> _DIRECTIONS FOR THIS TASK_
Return each line holding the string "TOLERANCE".

(Source records)
+ + + +

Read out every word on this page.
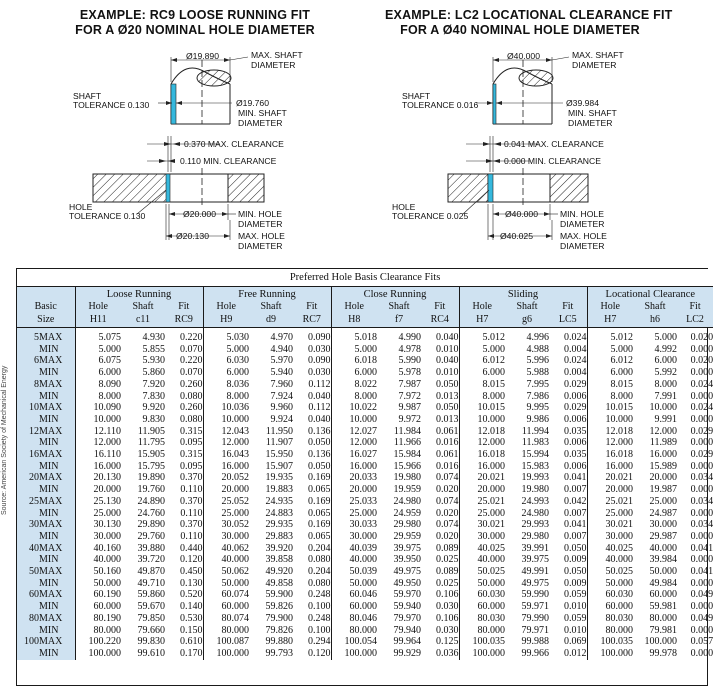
EXAMPLE: RC9 LOOSE RUNNING FIT
FOR A Ø20 NOMINAL HOLE DIAMETER
EXAMPLE: LC2 LOCATIONAL CLEARANCE FIT
FOR A Ø40 NOMINAL HOLE DIAMETER
Ø19.890	MAX. SHAFT
DIAMETER
SHAFT
TOLERANCE 0.130	Ø19.760
MIN. SHAFT
DIAMETER
0.370 MAX. CLEARANCE
0.110 MIN. CLEARANCE
HOLE
TOLERANCE 0.130	Ø20.000	MIN. HOLE
DIAMETER
Ø20.130	MAX. HOLE
DIAMETER
Ø40.000	MAX. SHAFT
DIAMETER
SHAFT
TOLERANCE 0.016	Ø39.984
MIN. SHAFT
DIAMETER
0.041 MAX. CLEARANCE
0.000 MIN. CLEARANCE
HOLE
TOLERANCE 0.025	Ø40.000	MIN. HOLE
DIAMETER
Ø40.025	MAX. HOLE
DIAMETER
Source: American Society of Mechanical Energy
Preferred Hole Basis Clearance Fits																
		Loose Running			Free Running			Close Running			Sliding			Locational Clearance		
Basic		Hole	Shaft	Fit	Hole	Shaft	Fit	Hole	Shaft	Fit	Hole	Shaft	Fit	Hole	Shaft	Fit
Size		H11	c11	RC9	H9	d9	RC7	H8	f7	RC4	H7	g6	LC5	H7	h6	LC2
5	MAX	5.075	4.930	0.220	5.030	4.970	0.090	5.018	4.990	0.040	5.012	4.996	0.024	5.012	5.000	0.020
	MIN	5.000	5.855	0.070	5.000	4.940	0.030	5.000	4.978	0.010	5.000	4.988	0.004	5.000	4.992	0.000
6	MAX	6.075	5.930	0.220	6.030	5.970	0.090	6.018	5.990	0.040	6.012	5.996	0.024	6.012	6.000	0.020
	MIN	6.000	5.860	0.070	6.000	5.940	0.030	6.000	5.978	0.010	6.000	5.988	0.004	6.000	5.992	0.000
8	MAX	8.090	7.920	0.260	8.036	7.960	0.112	8.022	7.987	0.050	8.015	7.995	0.029	8.015	8.000	0.024
	MIN	8.000	7.830	0.080	8.000	7.924	0.040	8.000	7.972	0.013	8.000	7.986	0.006	8.000	7.991	0.000
10	MAX	10.090	9.920	0.260	10.036	9.960	0.112	10.022	9.987	0.050	10.015	9.995	0.029	10.015	10.000	0.024
	MIN	10.000	9.830	0.080	10.000	9.924	0.040	10.000	9.972	0.013	10.000	9.986	0.006	10.000	9.991	0.000
12	MAX	12.110	11.905	0.315	12.043	11.950	0.136	12.027	11.984	0.061	12.018	11.994	0.035	12.018	12.000	0.029
	MIN	12.000	11.795	0.095	12.000	11.907	0.050	12.000	11.966	0.016	12.000	11.983	0.006	12.000	11.989	0.000
16	MAX	16.110	15.905	0.315	16.043	15.950	0.136	16.027	15.984	0.061	16.018	15.994	0.035	16.018	16.000	0.029
	MIN	16.000	15.795	0.095	16.000	15.907	0.050	16.000	15.966	0.016	16.000	15.983	0.006	16.000	15.989	0.000
20	MAX	20.130	19.890	0.370	20.052	19.935	0.169	20.033	19.980	0.074	20.021	19.993	0.041	20.021	20.000	0.034
	MIN	20.000	19.760	0.110	20.000	19.883	0.065	20.000	19.959	0.020	20.000	19.980	0.007	20.000	19.987	0.000
25	MAX	25.130	24.890	0.370	25.052	24.935	0.169	25.033	24.980	0.074	25.021	24.993	0.042	25.021	25.000	0.034
	MIN	25.000	24.760	0.110	25.000	24.883	0.065	25.000	24.959	0.020	25.000	24.980	0.007	25.000	24.987	0.000
30	MAX	30.130	29.890	0.370	30.052	29.935	0.169	30.033	29.980	0.074	30.021	29.993	0.041	30.021	30.000	0.034
	MIN	30.000	29.760	0.110	30.000	29.883	0.065	30.000	29.959	0.020	30.000	29.980	0.007	30.000	29.987	0.000
40	MAX	40.160	39.880	0.440	40.062	39.920	0.204	40.039	39.975	0.089	40.025	39.991	0.050	40.025	40.000	0.041
	MIN	40.000	39.720	0.120	40.000	39.858	0.080	40.000	39.950	0.025	40.000	39.975	0.009	40.000	39.984	0.000
50	MAX	50.160	49.870	0.450	50.062	49.920	0.204	50.039	49.975	0.089	50.025	49.991	0.050	50.025	50.000	0.041
	MIN	50.000	49.710	0.130	50.000	49.858	0.080	50.000	49.950	0.025	50.000	49.975	0.009	50.000	49.984	0.000
60	MAX	60.190	59.860	0.520	60.074	59.900	0.248	60.046	59.970	0.106	60.030	59.990	0.059	60.030	60.000	0.049
	MIN	60.000	59.670	0.140	60.000	59.826	0.100	60.000	59.940	0.030	60.000	59.971	0.010	60.000	59.981	0.000
80	MAX	80.190	79.850	0.530	80.074	79.900	0.248	80.046	79.970	0.106	80.030	79.990	0.059	80.030	80.000	0.049
	MIN	80.000	79.660	0.150	80.000	79.826	0.100	80.000	79.940	0.030	80.000	79.971	0.010	80.000	79.981	0.000
100	MAX	100.220	99.830	0.610	100.087	99.880	0.294	100.054	99.964	0.125	100.035	99.988	0.069	100.035	100.000	0.057
	MIN	100.000	99.610	0.170	100.000	99.793	0.120	100.000	99.929	0.036	100.000	99.966	0.012	100.000	99.978	0.000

+ + + +

> _CORRECT RESULT_
TOLERANCE 0.130	Ø19.760
TOLERANCE 0.130	Ø20.000	MIN. HOLE
TOLERANCE 0.016	Ø39.984
TOLERANCE 0.025	Ø40.000	MIN. HOLE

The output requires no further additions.